(Records)
★ ★ ★

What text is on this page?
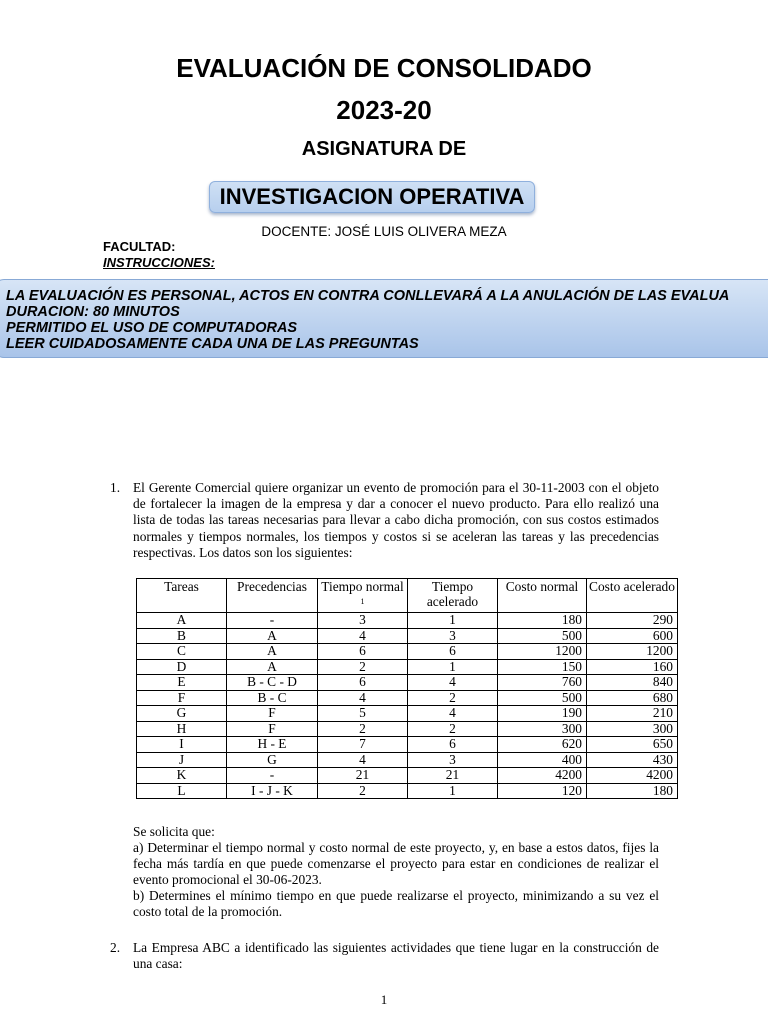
EVALUACIÓN DE CONSOLIDADO
2023-20
ASIGNATURA DE
INVESTIGACION OPERATIVA
DOCENTE: JOSÉ LUIS OLIVERA MEZA
FACULTAD:
INSTRUCCIONES:
LA EVALUACIÓN ES PERSONAL, ACTOS EN CONTRA CONLLEVARÁ A LA ANULACIÓN DE LAS EVALUA
DURACION: 80 MINUTOS
PERMITIDO EL USO DE COMPUTADORAS
LEER CUIDADOSAMENTE CADA UNA DE LAS PREGUNTAS
1. El Gerente Comercial quiere organizar un evento de promoción para el 30-11-2003 con el objeto de fortalecer la imagen de la empresa y dar a conocer el nuevo producto. Para ello realizó una lista de todas las tareas necesarias para llevar a cabo dicha promoción, con sus costos estimados normales y tiempos normales, los tiempos y costos si se aceleran las tareas y las precedencias respectivas. Los datos son los siguientes:
Tareas	Precedencias	Tiempo normal $^1$	Tiempo acelerado	Costo normal	Costo acelerado
A	-	3	1	180	290
B	A	4	3	500	600
C	A	6	6	1200	1200
D	A	2	1	150	160
E	B - C - D	6	4	760	840
F	B - C	4	2	500	680
G	F	5	4	190	210
H	F	2	2	300	300
I	H - E	7	6	620	650
J	G	4	3	400	430
K	-	21	21	4200	4200
L	I - J - K	2	1	120	180
Se solicita que:
a) Determinar el tiempo normal y costo normal de este proyecto, y, en base a estos datos, fijes la fecha más tardía en que puede comenzarse el proyecto para estar en condiciones de realizar el evento promocional el 30-06-2023.
b) Determines el mínimo tiempo en que puede realizarse el proyecto, minimizando a su vez el costo total de la promoción.
2. La Empresa ABC a identificado las siguientes actividades que tiene lugar en la construcción de una casa:
1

★ ★ ★

[What is expected]:
Write out all the entries word for word, but skip any images.

[Solution]:
What text is on this page?
EVALUACIÓN DE CONSOLIDADO
2023-20
ASIGNATURA DE
INVESTIGACION OPERATIVA
DOCENTE: JOSÉ LUIS OLIVERA MEZA
FACULTAD:
INSTRUCCIONES:
LA EVALUACIÓN ES PERSONAL, ACTOS EN CONTRA CONLLEVARÁ A LA ANULACIÓN DE LAS EVALUA
DURACION: 80 MINUTOS
PERMITIDO EL USO DE COMPUTADORAS
LEER CUIDADOSAMENTE CADA UNA DE LAS PREGUNTAS
1. El Gerente Comercial quiere organizar un evento de promoción para el 30-11-2003 con el objeto de fortalecer la imagen de la empresa y dar a conocer el nuevo producto. Para ello realizó una lista de todas las tareas necesarias para llevar a cabo dicha promoción, con sus costos estimados normales y tiempos normales, los tiempos y costos si se aceleran las tareas y las precedencias respectivas. Los datos son los siguientes:
Tareas	Precedencias	Tiempo normal $^1$	Tiempo acelerado	Costo normal	Costo acelerado
A	-	3	1	180	290
B	A	4	3	500	600
C	A	6	6	1200	1200
D	A	2	1	150	160
E	B - C - D	6	4	760	840
F	B - C	4	2	500	680
G	F	5	4	190	210
H	F	2	2	300	300
I	H - E	7	6	620	650
J	G	4	3	400	430
K	-	21	21	4200	4200
L	I - J - K	2	1	120	180
Se solicita que:
a) Determinar el tiempo normal y costo normal de este proyecto, y, en base a estos datos, fijes la fecha más tardía en que puede comenzarse el proyecto para estar en condiciones de realizar el evento promocional el 30-06-2023.
b) Determines el mínimo tiempo en que puede realizarse el proyecto, minimizando a su vez el costo total de la promoción.
2. La Empresa ABC a identificado las siguientes actividades que tiene lugar en la construcción de una casa:
1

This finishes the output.